EXERCISE MATERIALS:
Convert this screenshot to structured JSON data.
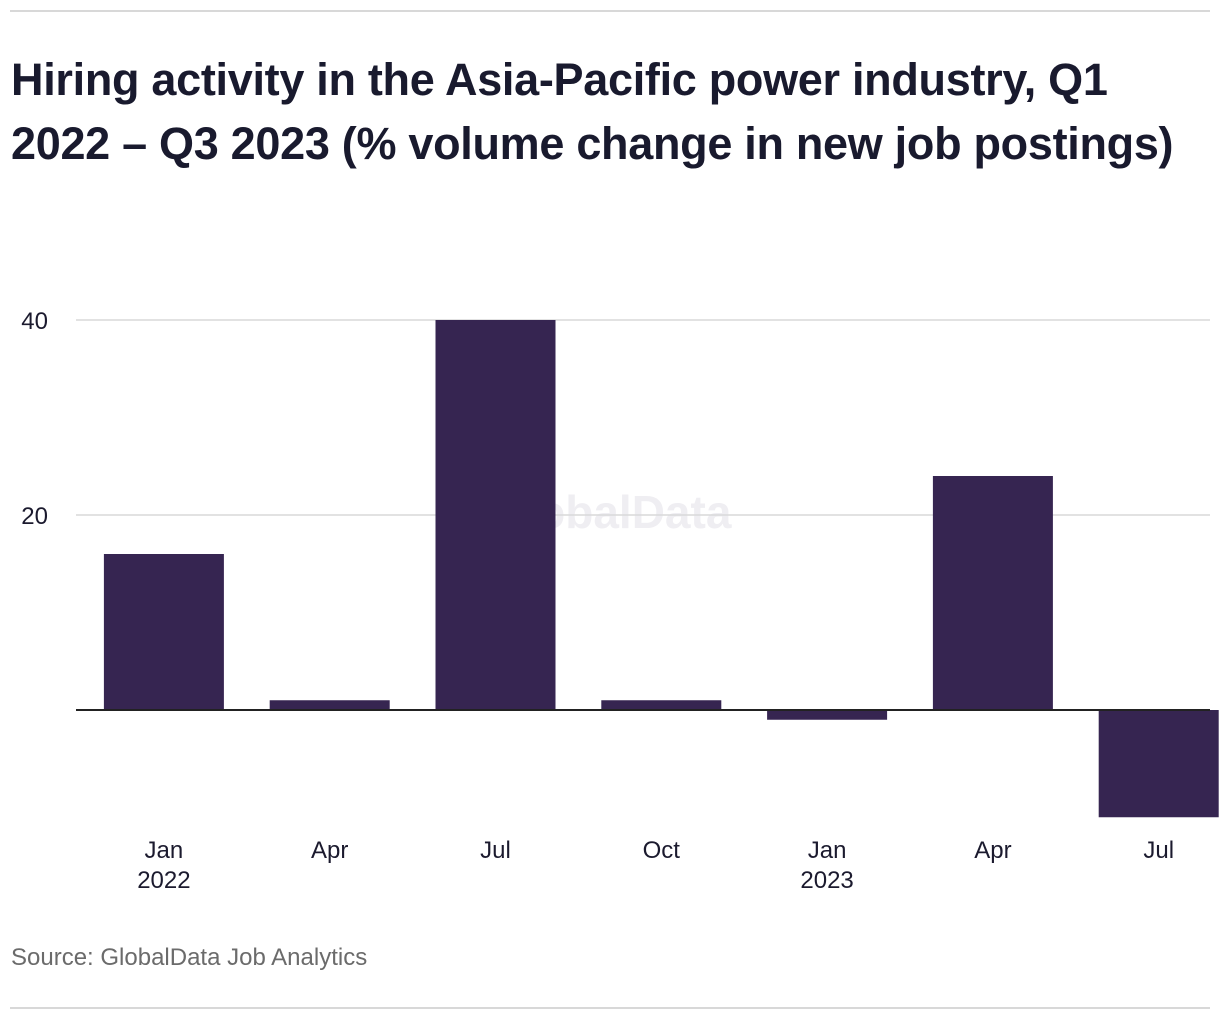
{
  "header": {
    "title": "Hiring activity in the Asia-Pacific power industry, Q1 2022 – Q3 2023 (% volume change in new job postings)"
  },
  "footer": {
    "source": "Source: GlobalData Job Analytics"
  },
  "watermark": "GlobalData",
  "colors": {
    "bar": "#362551",
    "grid": "#d9d9d9",
    "zero_line": "#222222",
    "text": "#1b1a2e",
    "watermark": "#efeef2"
  },
  "chart_data": {
    "type": "bar",
    "categories": [
      "Jan 2022",
      "Apr",
      "Jul",
      "Oct",
      "Jan 2023",
      "Apr",
      "Jul"
    ],
    "tick_labels": [
      [
        "Jan",
        "2022"
      ],
      [
        "Apr"
      ],
      [
        "Jul"
      ],
      [
        "Oct"
      ],
      [
        "Jan",
        "2023"
      ],
      [
        "Apr"
      ],
      [
        "Jul"
      ]
    ],
    "values": [
      16,
      1,
      40,
      1,
      -1,
      24,
      -11
    ],
    "ylim": [
      -11,
      40
    ],
    "yticks": [
      20,
      40
    ],
    "grid": true,
    "legend": "none",
    "title": "Hiring activity in the Asia-Pacific power industry, Q1 2022 – Q3 2023 (% volume change in new job postings)",
    "xlabel": "",
    "ylabel": ""
  }
}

YOUR OBJECTIVE: Each entry must be retyped word for word, with every image omitted.

REPLY TO THE TASK:
Convert this screenshot to structured JSON data.
{
  "header": {
    "title": "Hiring activity in the Asia-Pacific power industry, Q1 2022 – Q3 2023 (% volume change in new job postings)"
  },
  "footer": {
    "source": "Source: GlobalData Job Analytics"
  },
  "watermark": "GlobalData",
  "colors": {
    "bar": "#362551",
    "grid": "#d9d9d9",
    "zero_line": "#222222",
    "text": "#1b1a2e",
    "watermark": "#efeef2"
  },
  "chart_data": {
    "type": "bar",
    "categories": [
      "Jan 2022",
      "Apr",
      "Jul",
      "Oct",
      "Jan 2023",
      "Apr",
      "Jul"
    ],
    "tick_labels": [
      [
        "Jan",
        "2022"
      ],
      [
        "Apr"
      ],
      [
        "Jul"
      ],
      [
        "Oct"
      ],
      [
        "Jan",
        "2023"
      ],
      [
        "Apr"
      ],
      [
        "Jul"
      ]
    ],
    "values": [
      16,
      1,
      40,
      1,
      -1,
      24,
      -11
    ],
    "ylim": [
      -11,
      40
    ],
    "yticks": [
      20,
      40
    ],
    "grid": true,
    "legend": "none",
    "title": "Hiring activity in the Asia-Pacific power industry, Q1 2022 – Q3 2023 (% volume change in new job postings)",
    "xlabel": "",
    "ylabel": ""
  }
}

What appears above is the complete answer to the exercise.